[EXERCISE OBJECTIVE]
Count the lines below that contain the word "Social", and report only that number.

--- Start EXERCISE INPUT ---

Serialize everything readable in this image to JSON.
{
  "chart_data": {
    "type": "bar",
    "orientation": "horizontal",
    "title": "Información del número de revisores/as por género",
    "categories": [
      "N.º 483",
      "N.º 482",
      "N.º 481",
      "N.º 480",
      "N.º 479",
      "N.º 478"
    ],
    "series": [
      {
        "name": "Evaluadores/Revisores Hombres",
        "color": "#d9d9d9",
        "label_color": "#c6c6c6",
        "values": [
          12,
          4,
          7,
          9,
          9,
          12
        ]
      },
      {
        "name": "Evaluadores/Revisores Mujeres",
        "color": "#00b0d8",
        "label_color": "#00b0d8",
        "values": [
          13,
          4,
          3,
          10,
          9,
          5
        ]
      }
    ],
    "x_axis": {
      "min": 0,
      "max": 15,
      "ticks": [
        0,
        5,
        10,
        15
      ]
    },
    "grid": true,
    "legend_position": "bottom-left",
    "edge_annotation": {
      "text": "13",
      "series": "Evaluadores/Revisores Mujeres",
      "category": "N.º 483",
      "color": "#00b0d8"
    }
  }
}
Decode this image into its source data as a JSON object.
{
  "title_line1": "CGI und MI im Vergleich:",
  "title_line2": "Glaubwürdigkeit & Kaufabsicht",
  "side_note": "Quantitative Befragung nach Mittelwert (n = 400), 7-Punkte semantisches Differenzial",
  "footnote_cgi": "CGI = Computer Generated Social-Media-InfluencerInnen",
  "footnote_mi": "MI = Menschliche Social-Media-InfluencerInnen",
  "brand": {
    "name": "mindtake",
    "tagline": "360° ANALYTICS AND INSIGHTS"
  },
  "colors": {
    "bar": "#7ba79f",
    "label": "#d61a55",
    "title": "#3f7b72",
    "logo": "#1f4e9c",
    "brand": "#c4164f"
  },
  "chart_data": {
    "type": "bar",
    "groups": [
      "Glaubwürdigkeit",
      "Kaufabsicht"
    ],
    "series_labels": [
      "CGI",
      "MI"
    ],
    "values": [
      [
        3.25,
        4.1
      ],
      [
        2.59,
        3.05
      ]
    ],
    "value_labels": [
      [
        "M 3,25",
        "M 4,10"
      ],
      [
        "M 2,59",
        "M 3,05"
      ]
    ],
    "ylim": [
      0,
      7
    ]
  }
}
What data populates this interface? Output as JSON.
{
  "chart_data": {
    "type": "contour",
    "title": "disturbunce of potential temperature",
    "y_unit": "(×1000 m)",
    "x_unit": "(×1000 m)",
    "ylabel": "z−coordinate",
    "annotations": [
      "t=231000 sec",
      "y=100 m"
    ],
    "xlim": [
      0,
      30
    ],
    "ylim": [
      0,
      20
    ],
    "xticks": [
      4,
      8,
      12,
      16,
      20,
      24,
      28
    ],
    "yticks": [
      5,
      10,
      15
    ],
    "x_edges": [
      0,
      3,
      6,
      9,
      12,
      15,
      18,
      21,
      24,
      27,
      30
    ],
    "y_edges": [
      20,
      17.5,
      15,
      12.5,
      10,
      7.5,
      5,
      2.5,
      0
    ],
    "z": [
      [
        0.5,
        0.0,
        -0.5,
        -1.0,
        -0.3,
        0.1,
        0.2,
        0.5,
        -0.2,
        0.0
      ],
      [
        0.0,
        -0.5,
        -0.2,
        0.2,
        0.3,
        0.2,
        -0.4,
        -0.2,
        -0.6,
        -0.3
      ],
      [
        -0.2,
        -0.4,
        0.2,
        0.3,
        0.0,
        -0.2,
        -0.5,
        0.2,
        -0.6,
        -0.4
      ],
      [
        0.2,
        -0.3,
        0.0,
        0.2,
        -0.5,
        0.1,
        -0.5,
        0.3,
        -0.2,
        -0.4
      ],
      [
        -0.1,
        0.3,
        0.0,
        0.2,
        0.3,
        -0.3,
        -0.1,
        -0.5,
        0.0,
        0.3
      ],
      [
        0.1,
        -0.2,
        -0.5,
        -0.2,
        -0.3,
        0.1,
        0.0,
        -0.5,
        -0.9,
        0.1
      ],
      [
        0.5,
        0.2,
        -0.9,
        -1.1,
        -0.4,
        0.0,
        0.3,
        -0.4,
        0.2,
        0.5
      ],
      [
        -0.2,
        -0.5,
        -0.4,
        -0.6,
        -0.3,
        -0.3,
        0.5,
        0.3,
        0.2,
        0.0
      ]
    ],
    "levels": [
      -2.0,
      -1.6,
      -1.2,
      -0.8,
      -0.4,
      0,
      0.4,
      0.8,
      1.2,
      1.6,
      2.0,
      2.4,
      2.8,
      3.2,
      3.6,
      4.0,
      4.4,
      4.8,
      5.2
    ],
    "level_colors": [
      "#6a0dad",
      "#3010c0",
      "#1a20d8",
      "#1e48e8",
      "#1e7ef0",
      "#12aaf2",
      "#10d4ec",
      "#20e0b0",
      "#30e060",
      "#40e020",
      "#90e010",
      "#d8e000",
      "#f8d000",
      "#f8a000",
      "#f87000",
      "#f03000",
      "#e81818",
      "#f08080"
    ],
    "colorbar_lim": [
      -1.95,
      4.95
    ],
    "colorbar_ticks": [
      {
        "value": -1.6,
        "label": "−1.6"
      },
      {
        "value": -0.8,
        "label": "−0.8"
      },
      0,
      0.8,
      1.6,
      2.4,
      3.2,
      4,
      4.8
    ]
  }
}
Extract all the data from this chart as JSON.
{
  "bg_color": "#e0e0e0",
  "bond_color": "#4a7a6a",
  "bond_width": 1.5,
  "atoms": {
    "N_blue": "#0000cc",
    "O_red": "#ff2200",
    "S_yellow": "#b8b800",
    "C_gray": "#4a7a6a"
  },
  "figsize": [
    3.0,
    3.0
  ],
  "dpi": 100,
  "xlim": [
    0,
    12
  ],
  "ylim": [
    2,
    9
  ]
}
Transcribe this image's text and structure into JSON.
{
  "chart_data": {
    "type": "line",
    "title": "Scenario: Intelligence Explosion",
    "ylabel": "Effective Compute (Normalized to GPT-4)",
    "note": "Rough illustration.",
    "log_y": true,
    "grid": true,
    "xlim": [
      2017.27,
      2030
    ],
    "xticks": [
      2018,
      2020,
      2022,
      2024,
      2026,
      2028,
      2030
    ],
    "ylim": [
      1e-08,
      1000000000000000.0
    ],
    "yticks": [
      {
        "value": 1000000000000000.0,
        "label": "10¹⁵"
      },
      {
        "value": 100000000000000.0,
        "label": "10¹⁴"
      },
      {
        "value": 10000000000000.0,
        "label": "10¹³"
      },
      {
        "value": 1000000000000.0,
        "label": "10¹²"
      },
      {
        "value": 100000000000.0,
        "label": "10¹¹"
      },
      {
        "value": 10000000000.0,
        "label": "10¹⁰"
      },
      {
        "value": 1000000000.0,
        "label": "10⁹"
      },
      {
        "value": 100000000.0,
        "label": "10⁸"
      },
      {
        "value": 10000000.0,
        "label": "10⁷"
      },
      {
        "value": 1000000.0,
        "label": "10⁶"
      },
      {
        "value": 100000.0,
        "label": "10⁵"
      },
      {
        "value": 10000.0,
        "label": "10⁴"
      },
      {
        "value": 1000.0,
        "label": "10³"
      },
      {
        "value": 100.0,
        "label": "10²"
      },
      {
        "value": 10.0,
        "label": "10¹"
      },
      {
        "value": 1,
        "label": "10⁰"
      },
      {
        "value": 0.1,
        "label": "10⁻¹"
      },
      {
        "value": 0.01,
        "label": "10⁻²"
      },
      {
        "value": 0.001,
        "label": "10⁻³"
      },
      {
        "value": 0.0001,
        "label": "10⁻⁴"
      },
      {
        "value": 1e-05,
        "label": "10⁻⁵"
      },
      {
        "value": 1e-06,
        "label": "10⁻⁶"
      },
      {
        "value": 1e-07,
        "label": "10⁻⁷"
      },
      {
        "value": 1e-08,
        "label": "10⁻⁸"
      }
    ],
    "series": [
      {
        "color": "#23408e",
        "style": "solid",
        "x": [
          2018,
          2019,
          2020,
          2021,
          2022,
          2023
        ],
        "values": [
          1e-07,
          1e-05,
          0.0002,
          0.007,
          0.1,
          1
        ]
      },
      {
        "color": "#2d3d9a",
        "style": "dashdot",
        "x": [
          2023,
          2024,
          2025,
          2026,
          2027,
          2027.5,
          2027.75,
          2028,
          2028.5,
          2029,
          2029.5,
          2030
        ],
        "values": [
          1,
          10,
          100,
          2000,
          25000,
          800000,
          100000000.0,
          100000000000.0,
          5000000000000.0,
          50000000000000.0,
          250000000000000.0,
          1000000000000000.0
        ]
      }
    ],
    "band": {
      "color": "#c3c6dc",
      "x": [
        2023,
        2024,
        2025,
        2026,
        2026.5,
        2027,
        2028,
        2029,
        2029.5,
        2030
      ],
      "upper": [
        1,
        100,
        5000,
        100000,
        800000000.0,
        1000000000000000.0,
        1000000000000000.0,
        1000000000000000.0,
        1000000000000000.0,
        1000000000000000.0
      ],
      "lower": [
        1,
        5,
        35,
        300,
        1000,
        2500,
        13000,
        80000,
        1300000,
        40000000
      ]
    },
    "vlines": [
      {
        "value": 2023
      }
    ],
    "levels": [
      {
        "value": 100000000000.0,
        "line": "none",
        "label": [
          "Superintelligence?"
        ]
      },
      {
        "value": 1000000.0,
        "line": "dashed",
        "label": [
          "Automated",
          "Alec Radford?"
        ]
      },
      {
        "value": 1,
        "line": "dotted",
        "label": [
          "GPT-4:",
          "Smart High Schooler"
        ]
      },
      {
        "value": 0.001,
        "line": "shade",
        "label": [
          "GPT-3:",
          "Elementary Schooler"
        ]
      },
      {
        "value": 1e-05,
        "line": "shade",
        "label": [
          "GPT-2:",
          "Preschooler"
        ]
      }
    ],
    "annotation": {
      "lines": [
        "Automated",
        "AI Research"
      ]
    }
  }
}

--- End EXERCISE INPUT ---

[RESULT]
2